# SUPPLIED INFORMATION:

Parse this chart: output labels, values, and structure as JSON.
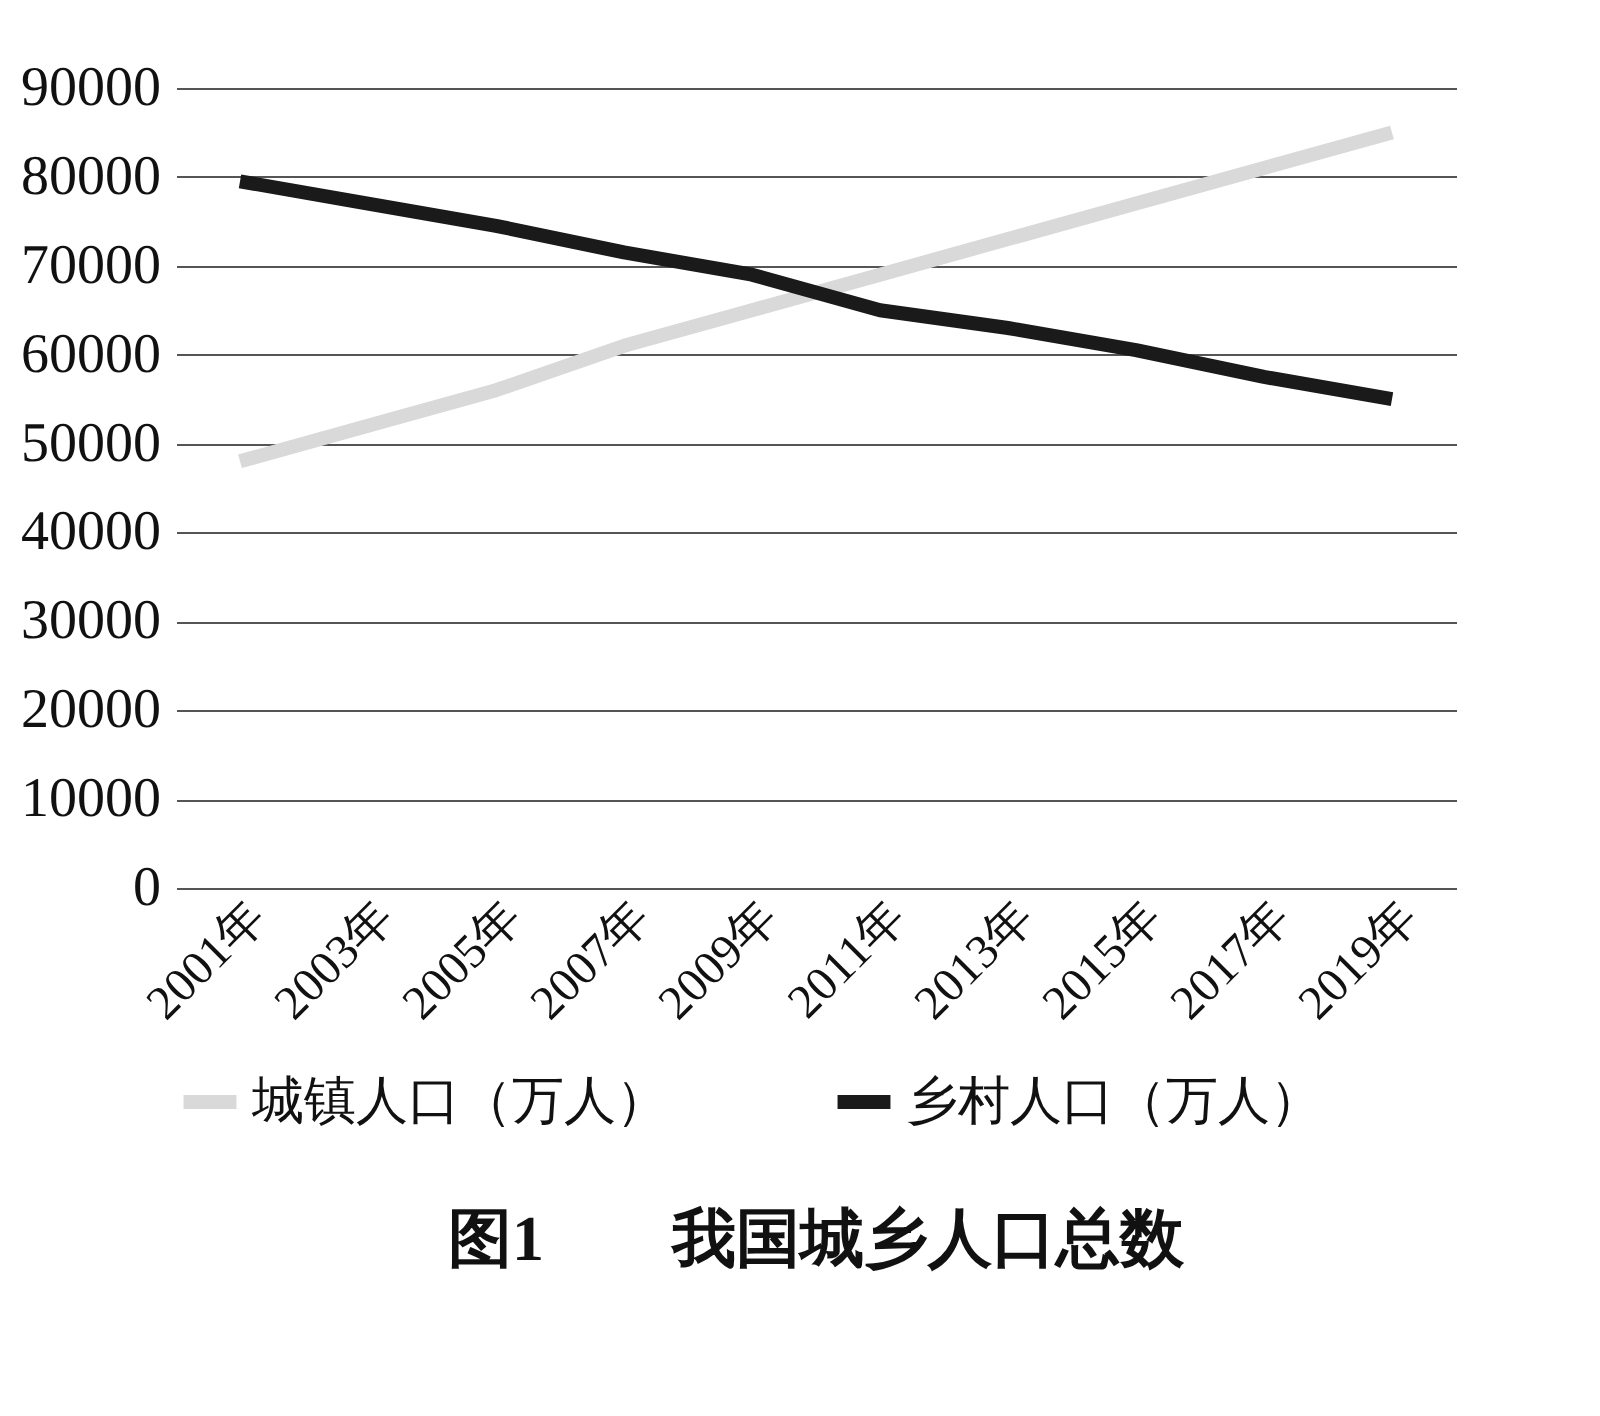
{
  "chart_data": {
    "type": "line",
    "title": "图1　　我国城乡人口总数",
    "categories": [
      "2001年",
      "2003年",
      "2005年",
      "2007年",
      "2009年",
      "2011年",
      "2013年",
      "2015年",
      "2017年",
      "2019年"
    ],
    "series": [
      {
        "name": "城镇人口（万人）",
        "color": "#d9d9d9",
        "values": [
          48000,
          52000,
          56000,
          61000,
          65000,
          69000,
          73000,
          77000,
          81000,
          85000
        ]
      },
      {
        "name": "乡村人口（万人）",
        "color": "#1a1a1a",
        "values": [
          79500,
          77000,
          74500,
          71500,
          69000,
          65000,
          63000,
          60500,
          57500,
          55000
        ]
      }
    ],
    "ylim": [
      0,
      90000
    ],
    "yticks": [
      0,
      10000,
      20000,
      30000,
      40000,
      50000,
      60000,
      70000,
      80000,
      90000
    ],
    "grid": "y",
    "legend": "bottom",
    "marker": "none",
    "line_style": "solid"
  }
}
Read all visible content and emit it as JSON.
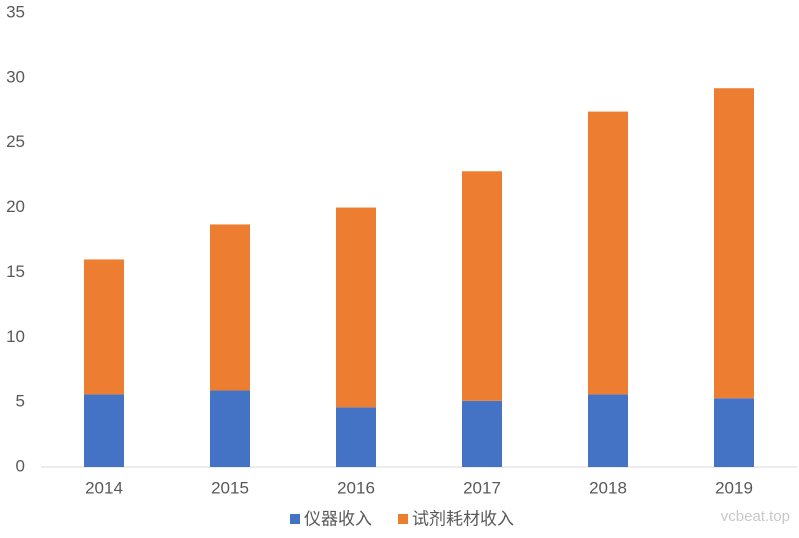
{
  "chart_data": {
    "type": "bar",
    "stacked": true,
    "categories": [
      "2014",
      "2015",
      "2016",
      "2017",
      "2018",
      "2019"
    ],
    "series": [
      {
        "name": "仪器收入",
        "color": "#4472c4",
        "values": [
          5.6,
          5.9,
          4.6,
          5.1,
          5.6,
          5.3
        ]
      },
      {
        "name": "试剂耗材收入",
        "color": "#ed7d31",
        "values": [
          10.4,
          12.8,
          15.4,
          17.7,
          21.8,
          23.9
        ]
      }
    ],
    "ylim": [
      0,
      35
    ],
    "yticks": [
      0,
      5,
      10,
      15,
      20,
      25,
      30,
      35
    ],
    "grid": false,
    "legend": "bottom",
    "watermark": "vcbeat.top"
  }
}
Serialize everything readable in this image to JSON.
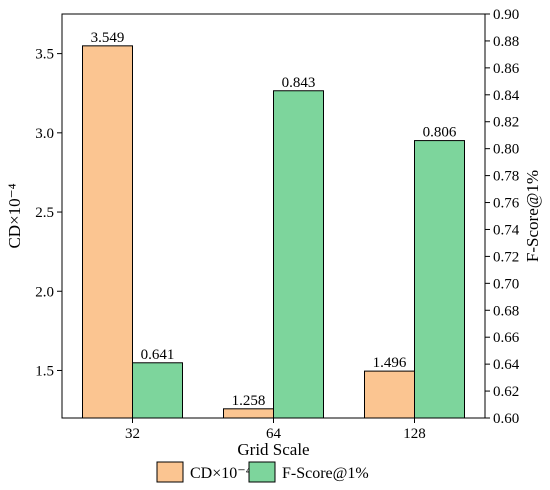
{
  "chart_data": {
    "type": "bar",
    "categories": [
      "32",
      "64",
      "128"
    ],
    "xlabel": "Grid Scale",
    "series": [
      {
        "name": "CD×10⁻⁴",
        "axis": "left",
        "color": "#FBC591",
        "values": [
          3.549,
          1.258,
          1.496
        ],
        "labels": [
          "3.549",
          "1.258",
          "1.496"
        ]
      },
      {
        "name": "F-Score@1%",
        "axis": "right",
        "color": "#7DD59C",
        "values": [
          0.641,
          0.843,
          0.806
        ],
        "labels": [
          "0.641",
          "0.843",
          "0.806"
        ]
      }
    ],
    "y_left": {
      "label": "CD×10⁻⁴",
      "lim": [
        1.2,
        3.75
      ],
      "ticks": [
        1.5,
        2.0,
        2.5,
        3.0,
        3.5
      ],
      "tick_labels": [
        "1.5",
        "2.0",
        "2.5",
        "3.0",
        "3.5"
      ]
    },
    "y_right": {
      "label": "F-Score@1%",
      "lim": [
        0.6,
        0.9
      ],
      "ticks": [
        0.6,
        0.62,
        0.64,
        0.66,
        0.68,
        0.7,
        0.72,
        0.74,
        0.76,
        0.78,
        0.8,
        0.82,
        0.84,
        0.86,
        0.88,
        0.9
      ],
      "tick_labels": [
        "0.60",
        "0.62",
        "0.64",
        "0.66",
        "0.68",
        "0.70",
        "0.72",
        "0.74",
        "0.76",
        "0.78",
        "0.80",
        "0.82",
        "0.84",
        "0.86",
        "0.88",
        "0.90"
      ]
    },
    "legend_position": "bottom",
    "grid": false
  }
}
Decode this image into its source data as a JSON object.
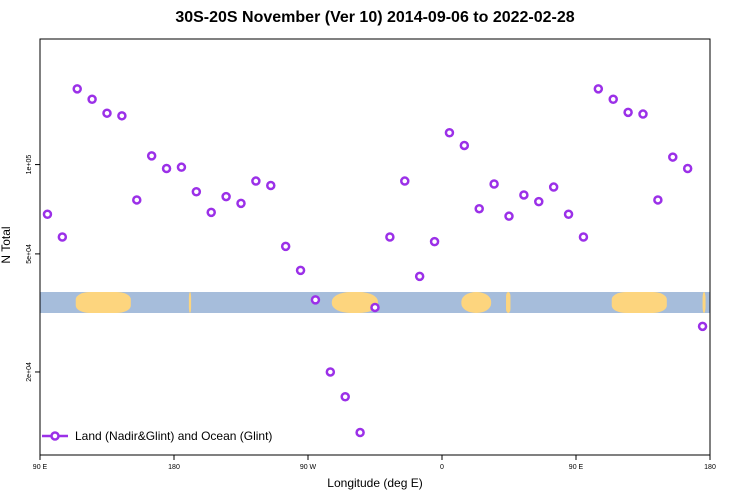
{
  "chart_data": {
    "type": "scatter",
    "title": "30S-20S November (Ver 10)   2014-09-06 to 2022-02-28",
    "xlabel": "Longitude (deg E)",
    "ylabel": "N Total",
    "y_scale": "log",
    "xlim": [
      90,
      540
    ],
    "ylim": [
      10500,
      265000
    ],
    "x_ticks": [
      {
        "value": 90,
        "label": "90 E"
      },
      {
        "value": 180,
        "label": "180"
      },
      {
        "value": 270,
        "label": "90 W"
      },
      {
        "value": 360,
        "label": "0"
      },
      {
        "value": 450,
        "label": "90 E"
      },
      {
        "value": 540,
        "label": "180"
      }
    ],
    "y_ticks": [
      {
        "value": 20000,
        "label": "2e+04"
      },
      {
        "value": 50000,
        "label": "5e+04"
      },
      {
        "value": 100000,
        "label": "1e+05"
      }
    ],
    "map_strip": {
      "ocean_color": "#a6bddb",
      "land_color": "#fdd57e"
    },
    "series": [
      {
        "name": "Land (Nadir&Glint) and Ocean (Glint)",
        "color": "#9b30e8",
        "marker": "open-circle",
        "x": [
          95,
          105,
          115,
          125,
          135,
          145,
          155,
          165,
          175,
          185,
          195,
          205,
          215,
          225,
          235,
          245,
          255,
          265,
          275,
          285,
          295,
          305,
          315,
          325,
          335,
          345,
          355,
          365,
          375,
          385,
          395,
          405,
          415,
          425,
          435,
          445,
          455,
          465,
          475,
          485,
          495,
          505,
          515,
          525,
          535
        ],
        "y": [
          68000,
          57000,
          180000,
          166000,
          149000,
          146000,
          76000,
          107000,
          97000,
          98000,
          81000,
          69000,
          78000,
          74000,
          88000,
          85000,
          53000,
          44000,
          35000,
          20000,
          16500,
          12500,
          33000,
          57000,
          88000,
          42000,
          55000,
          128000,
          116000,
          71000,
          86000,
          67000,
          79000,
          75000,
          84000,
          68000,
          57000,
          180000,
          166000,
          150000,
          148000,
          76000,
          106000,
          97000,
          28500
        ]
      }
    ],
    "legend_position": "bottom-left",
    "grid": false
  }
}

# AIM OF THE EXERCISE:
Reproduce all of the data exactly, omitting each picture it holds.

# EXPECTED ANSWER:
Parse this chart: output labels, values, and structure as JSON.
{
  "chart_data": {
    "type": "line",
    "title": "图1　　我国城乡人口总数",
    "categories": [
      "2001年",
      "2003年",
      "2005年",
      "2007年",
      "2009年",
      "2011年",
      "2013年",
      "2015年",
      "2017年",
      "2019年"
    ],
    "series": [
      {
        "name": "城镇人口（万人）",
        "color": "#d9d9d9",
        "values": [
          48000,
          52000,
          56000,
          61000,
          65000,
          69000,
          73000,
          77000,
          81000,
          85000
        ]
      },
      {
        "name": "乡村人口（万人）",
        "color": "#1a1a1a",
        "values": [
          79500,
          77000,
          74500,
          71500,
          69000,
          65000,
          63000,
          60500,
          57500,
          55000
        ]
      }
    ],
    "ylim": [
      0,
      90000
    ],
    "yticks": [
      0,
      10000,
      20000,
      30000,
      40000,
      50000,
      60000,
      70000,
      80000,
      90000
    ],
    "grid": "y",
    "legend": "bottom",
    "marker": "none",
    "line_style": "solid"
  }
}
Read all visible content and emit it as JSON.
{
  "chart_data": {
    "type": "bar",
    "stacked": true,
    "categories": [
      "2014",
      "2015",
      "2016",
      "2017",
      "2018",
      "2019"
    ],
    "series": [
      {
        "name": "仪器收入",
        "color": "#4472c4",
        "values": [
          5.6,
          5.9,
          4.6,
          5.1,
          5.6,
          5.3
        ]
      },
      {
        "name": "试剂耗材收入",
        "color": "#ed7d31",
        "values": [
          10.4,
          12.8,
          15.4,
          17.7,
          21.8,
          23.9
        ]
      }
    ],
    "ylim": [
      0,
      35
    ],
    "yticks": [
      0,
      5,
      10,
      15,
      20,
      25,
      30,
      35
    ],
    "grid": false,
    "legend": "bottom",
    "watermark": "vcbeat.top"
  }
}
Serialize everything readable in this image to JSON.
{
  "chart_data": {
    "type": "bar",
    "categories": [
      "32",
      "64",
      "128"
    ],
    "xlabel": "Grid Scale",
    "series": [
      {
        "name": "CD×10⁻⁴",
        "axis": "left",
        "color": "#FBC591",
        "values": [
          3.549,
          1.258,
          1.496
        ],
        "labels": [
          "3.549",
          "1.258",
          "1.496"
        ]
      },
      {
        "name": "F-Score@1%",
        "axis": "right",
        "color": "#7DD59C",
        "values": [
          0.641,
          0.843,
          0.806
        ],
        "labels": [
          "0.641",
          "0.843",
          "0.806"
        ]
      }
    ],
    "y_left": {
      "label": "CD×10⁻⁴",
      "lim": [
        1.2,
        3.75
      ],
      "ticks": [
        1.5,
        2.0,
        2.5,
        3.0,
        3.5
      ],
      "tick_labels": [
        "1.5",
        "2.0",
        "2.5",
        "3.0",
        "3.5"
      ]
    },
    "y_right": {
      "label": "F-Score@1%",
      "lim": [
        0.6,
        0.9
      ],
      "ticks": [
        0.6,
        0.62,
        0.64,
        0.66,
        0.68,
        0.7,
        0.72,
        0.74,
        0.76,
        0.78,
        0.8,
        0.82,
        0.84,
        0.86,
        0.88,
        0.9
      ],
      "tick_labels": [
        "0.60",
        "0.62",
        "0.64",
        "0.66",
        "0.68",
        "0.70",
        "0.72",
        "0.74",
        "0.76",
        "0.78",
        "0.80",
        "0.82",
        "0.84",
        "0.86",
        "0.88",
        "0.90"
      ]
    },
    "legend_position": "bottom",
    "grid": false
  }
}
Decode this image into its source data as a JSON object.
{
  "chart_data": {
    "type": "scatter",
    "title": "30S-20S November (Ver 10)   2014-09-06 to 2022-02-28",
    "xlabel": "Longitude (deg E)",
    "ylabel": "N Total",
    "y_scale": "log",
    "xlim": [
      90,
      540
    ],
    "ylim": [
      10500,
      265000
    ],
    "x_ticks": [
      {
        "value": 90,
        "label": "90 E"
      },
      {
        "value": 180,
        "label": "180"
      },
      {
        "value": 270,
        "label": "90 W"
      },
      {
        "value": 360,
        "label": "0"
      },
      {
        "value": 450,
        "label": "90 E"
      },
      {
        "value": 540,
        "label": "180"
      }
    ],
    "y_ticks": [
      {
        "value": 20000,
        "label": "2e+04"
      },
      {
        "value": 50000,
        "label": "5e+04"
      },
      {
        "value": 100000,
        "label": "1e+05"
      }
    ],
    "map_strip": {
      "ocean_color": "#a6bddb",
      "land_color": "#fdd57e"
    },
    "series": [
      {
        "name": "Land (Nadir&Glint) and Ocean (Glint)",
        "color": "#9b30e8",
        "marker": "open-circle",
        "x": [
          95,
          105,
          115,
          125,
          135,
          145,
          155,
          165,
          175,
          185,
          195,
          205,
          215,
          225,
          235,
          245,
          255,
          265,
          275,
          285,
          295,
          305,
          315,
          325,
          335,
          345,
          355,
          365,
          375,
          385,
          395,
          405,
          415,
          425,
          435,
          445,
          455,
          465,
          475,
          485,
          495,
          505,
          515,
          525,
          535
        ],
        "y": [
          68000,
          57000,
          180000,
          166000,
          149000,
          146000,
          76000,
          107000,
          97000,
          98000,
          81000,
          69000,
          78000,
          74000,
          88000,
          85000,
          53000,
          44000,
          35000,
          20000,
          16500,
          12500,
          33000,
          57000,
          88000,
          42000,
          55000,
          128000,
          116000,
          71000,
          86000,
          67000,
          79000,
          75000,
          84000,
          68000,
          57000,
          180000,
          166000,
          150000,
          148000,
          76000,
          106000,
          97000,
          28500
        ]
      }
    ],
    "legend_position": "bottom-left",
    "grid": false
  }
}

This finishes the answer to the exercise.